▶ _TASK REQUIREMENTS_: Can you transcribe every record below exactly as it appears?

** START **

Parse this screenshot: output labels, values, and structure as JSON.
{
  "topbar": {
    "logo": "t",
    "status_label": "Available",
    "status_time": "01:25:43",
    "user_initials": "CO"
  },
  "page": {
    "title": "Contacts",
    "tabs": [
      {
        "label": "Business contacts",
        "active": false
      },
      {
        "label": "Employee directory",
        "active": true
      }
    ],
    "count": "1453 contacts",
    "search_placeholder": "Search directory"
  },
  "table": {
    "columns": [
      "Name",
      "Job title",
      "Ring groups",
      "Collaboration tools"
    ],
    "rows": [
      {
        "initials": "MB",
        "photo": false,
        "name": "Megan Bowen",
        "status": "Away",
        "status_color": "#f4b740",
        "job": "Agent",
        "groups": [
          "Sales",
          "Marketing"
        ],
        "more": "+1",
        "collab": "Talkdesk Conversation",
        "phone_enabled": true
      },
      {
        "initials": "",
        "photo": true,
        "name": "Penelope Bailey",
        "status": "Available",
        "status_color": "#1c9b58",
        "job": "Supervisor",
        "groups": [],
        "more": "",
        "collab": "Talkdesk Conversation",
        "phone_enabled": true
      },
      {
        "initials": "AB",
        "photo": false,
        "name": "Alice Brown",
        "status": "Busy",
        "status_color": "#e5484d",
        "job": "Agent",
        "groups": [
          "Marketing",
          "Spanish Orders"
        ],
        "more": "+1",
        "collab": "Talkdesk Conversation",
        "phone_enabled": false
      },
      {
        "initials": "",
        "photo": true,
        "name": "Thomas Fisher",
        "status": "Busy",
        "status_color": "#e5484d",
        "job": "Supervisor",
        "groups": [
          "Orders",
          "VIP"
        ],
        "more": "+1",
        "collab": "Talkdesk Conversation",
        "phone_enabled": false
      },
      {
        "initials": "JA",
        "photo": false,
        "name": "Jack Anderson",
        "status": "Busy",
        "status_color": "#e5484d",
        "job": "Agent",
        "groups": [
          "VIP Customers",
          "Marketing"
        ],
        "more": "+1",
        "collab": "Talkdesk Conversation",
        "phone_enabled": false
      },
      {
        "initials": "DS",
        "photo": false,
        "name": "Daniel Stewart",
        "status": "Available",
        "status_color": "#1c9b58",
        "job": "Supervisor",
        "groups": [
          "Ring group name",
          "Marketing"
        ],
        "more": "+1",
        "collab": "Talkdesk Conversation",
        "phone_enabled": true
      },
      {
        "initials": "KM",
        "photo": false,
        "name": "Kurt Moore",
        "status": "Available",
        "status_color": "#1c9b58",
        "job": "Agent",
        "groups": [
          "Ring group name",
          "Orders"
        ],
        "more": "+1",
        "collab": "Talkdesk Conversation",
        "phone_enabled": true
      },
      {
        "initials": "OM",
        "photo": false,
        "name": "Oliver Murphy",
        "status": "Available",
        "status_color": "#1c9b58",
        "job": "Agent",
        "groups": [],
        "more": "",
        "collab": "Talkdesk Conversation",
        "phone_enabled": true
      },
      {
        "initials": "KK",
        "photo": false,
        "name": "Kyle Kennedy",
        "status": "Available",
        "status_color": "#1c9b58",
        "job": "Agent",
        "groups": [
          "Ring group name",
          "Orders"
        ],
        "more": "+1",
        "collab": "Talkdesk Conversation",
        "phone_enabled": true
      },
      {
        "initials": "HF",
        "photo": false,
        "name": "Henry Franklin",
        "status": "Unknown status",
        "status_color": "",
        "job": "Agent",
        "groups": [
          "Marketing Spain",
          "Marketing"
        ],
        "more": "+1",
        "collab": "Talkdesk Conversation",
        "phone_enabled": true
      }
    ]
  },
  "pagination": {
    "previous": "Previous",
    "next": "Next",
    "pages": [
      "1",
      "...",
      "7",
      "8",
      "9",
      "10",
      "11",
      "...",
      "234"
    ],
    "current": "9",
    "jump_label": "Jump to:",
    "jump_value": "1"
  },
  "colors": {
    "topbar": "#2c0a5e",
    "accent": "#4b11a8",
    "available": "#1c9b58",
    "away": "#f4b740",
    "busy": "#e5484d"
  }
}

** END **

▶ _EXPECTED OUTPUT_:
Parse this screenshot: output labels, values, and structure as JSON.
{
  "topbar": {
    "logo": "t",
    "status_label": "Available",
    "status_time": "01:25:43",
    "user_initials": "CO"
  },
  "page": {
    "title": "Contacts",
    "tabs": [
      {
        "label": "Business contacts",
        "active": false
      },
      {
        "label": "Employee directory",
        "active": true
      }
    ],
    "count": "1453 contacts",
    "search_placeholder": "Search directory"
  },
  "table": {
    "columns": [
      "Name",
      "Job title",
      "Ring groups",
      "Collaboration tools"
    ],
    "rows": [
      {
        "initials": "MB",
        "photo": false,
        "name": "Megan Bowen",
        "status": "Away",
        "status_color": "#f4b740",
        "job": "Agent",
        "groups": [
          "Sales",
          "Marketing"
        ],
        "more": "+1",
        "collab": "Talkdesk Conversation",
        "phone_enabled": true
      },
      {
        "initials": "",
        "photo": true,
        "name": "Penelope Bailey",
        "status": "Available",
        "status_color": "#1c9b58",
        "job": "Supervisor",
        "groups": [],
        "more": "",
        "collab": "Talkdesk Conversation",
        "phone_enabled": true
      },
      {
        "initials": "AB",
        "photo": false,
        "name": "Alice Brown",
        "status": "Busy",
        "status_color": "#e5484d",
        "job": "Agent",
        "groups": [
          "Marketing",
          "Spanish Orders"
        ],
        "more": "+1",
        "collab": "Talkdesk Conversation",
        "phone_enabled": false
      },
      {
        "initials": "",
        "photo": true,
        "name": "Thomas Fisher",
        "status": "Busy",
        "status_color": "#e5484d",
        "job": "Supervisor",
        "groups": [
          "Orders",
          "VIP"
        ],
        "more": "+1",
        "collab": "Talkdesk Conversation",
        "phone_enabled": false
      },
      {
        "initials": "JA",
        "photo": false,
        "name": "Jack Anderson",
        "status": "Busy",
        "status_color": "#e5484d",
        "job": "Agent",
        "groups": [
          "VIP Customers",
          "Marketing"
        ],
        "more": "+1",
        "collab": "Talkdesk Conversation",
        "phone_enabled": false
      },
      {
        "initials": "DS",
        "photo": false,
        "name": "Daniel Stewart",
        "status": "Available",
        "status_color": "#1c9b58",
        "job": "Supervisor",
        "groups": [
          "Ring group name",
          "Marketing"
        ],
        "more": "+1",
        "collab": "Talkdesk Conversation",
        "phone_enabled": true
      },
      {
        "initials": "KM",
        "photo": false,
        "name": "Kurt Moore",
        "status": "Available",
        "status_color": "#1c9b58",
        "job": "Agent",
        "groups": [
          "Ring group name",
          "Orders"
        ],
        "more": "+1",
        "collab": "Talkdesk Conversation",
        "phone_enabled": true
      },
      {
        "initials": "OM",
        "photo": false,
        "name": "Oliver Murphy",
        "status": "Available",
        "status_color": "#1c9b58",
        "job": "Agent",
        "groups": [],
        "more": "",
        "collab": "Talkdesk Conversation",
        "phone_enabled": true
      },
      {
        "initials": "KK",
        "photo": false,
        "name": "Kyle Kennedy",
        "status": "Available",
        "status_color": "#1c9b58",
        "job": "Agent",
        "groups": [
          "Ring group name",
          "Orders"
        ],
        "more": "+1",
        "collab": "Talkdesk Conversation",
        "phone_enabled": true
      },
      {
        "initials": "HF",
        "photo": false,
        "name": "Henry Franklin",
        "status": "Unknown status",
        "status_color": "",
        "job": "Agent",
        "groups": [
          "Marketing Spain",
          "Marketing"
        ],
        "more": "+1",
        "collab": "Talkdesk Conversation",
        "phone_enabled": true
      }
    ]
  },
  "pagination": {
    "previous": "Previous",
    "next": "Next",
    "pages": [
      "1",
      "...",
      "7",
      "8",
      "9",
      "10",
      "11",
      "...",
      "234"
    ],
    "current": "9",
    "jump_label": "Jump to:",
    "jump_value": "1"
  },
  "colors": {
    "topbar": "#2c0a5e",
    "accent": "#4b11a8",
    "available": "#1c9b58",
    "away": "#f4b740",
    "busy": "#e5484d"
  }
}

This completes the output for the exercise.